### Short problem
In the copy, keep every record exact and leave out all images.

### Data to process

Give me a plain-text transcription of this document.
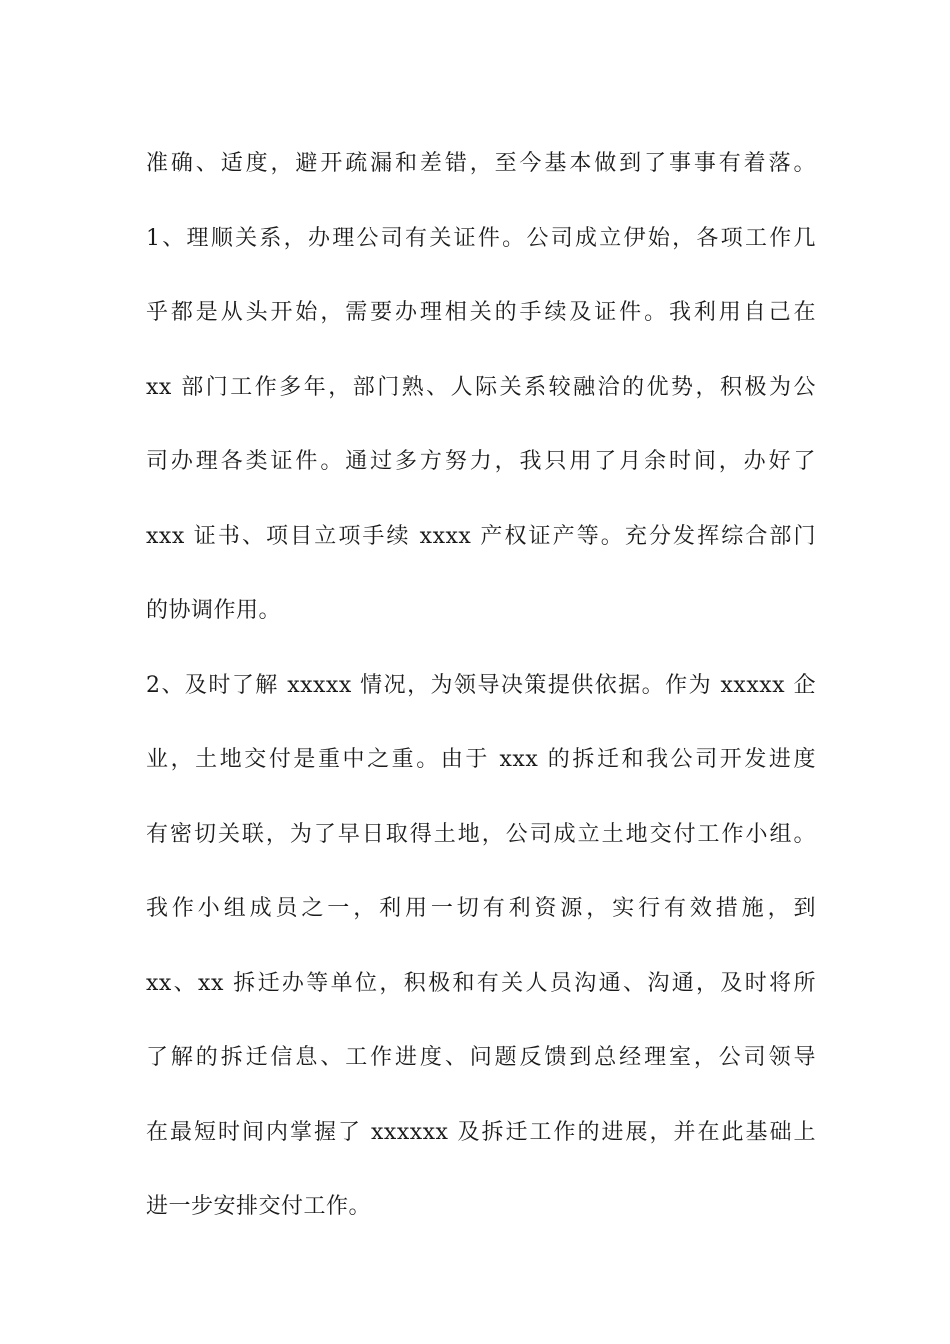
准确、适度，避开疏漏和差错，至今基本做到了事事有着落。
1、理顺关系，办理公司有关证件。公司成立伊始，各项工作几
乎都是从头开始，需要办理相关的手续及证件。我利用自己在
xx 部门工作多年，部门熟、人际关系较融洽的优势，积极为公
司办理各类证件。通过多方努力，我只用了月余时间，办好了
xxx 证书、项目立项手续 xxxx 产权证产等。充分发挥综合部门
的协调作用。
2、及时了解 xxxxx 情况，为领导决策提供依据。作为 xxxxx 企
业，土地交付是重中之重。由于 xxx 的拆迁和我公司开发进度
有密切关联，为了早日取得土地，公司成立土地交付工作小组。
我作小组成员之一，利用一切有利资源，实行有效措施，到
xx、xx 拆迁办等单位，积极和有关人员沟通、沟通，及时将所
了解的拆迁信息、工作进度、问题反馈到总经理室，公司领导
在最短时间内掌握了 xxxxxx 及拆迁工作的进展，并在此基础上
进一步安排交付工作。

### Exercise solution
Give me a plain-text transcription of this document.
准确、适度，避开疏漏和差错，至今基本做到了事事有着落。
1、理顺关系，办理公司有关证件。公司成立伊始，各项工作几
乎都是从头开始，需要办理相关的手续及证件。我利用自己在
xx 部门工作多年，部门熟、人际关系较融洽的优势，积极为公
司办理各类证件。通过多方努力，我只用了月余时间，办好了
xxx 证书、项目立项手续 xxxx 产权证产等。充分发挥综合部门
的协调作用。
2、及时了解 xxxxx 情况，为领导决策提供依据。作为 xxxxx 企
业，土地交付是重中之重。由于 xxx 的拆迁和我公司开发进度
有密切关联，为了早日取得土地，公司成立土地交付工作小组。
我作小组成员之一，利用一切有利资源，实行有效措施，到
xx、xx 拆迁办等单位，积极和有关人员沟通、沟通，及时将所
了解的拆迁信息、工作进度、问题反馈到总经理室，公司领导
在最短时间内掌握了 xxxxxx 及拆迁工作的进展，并在此基础上
进一步安排交付工作。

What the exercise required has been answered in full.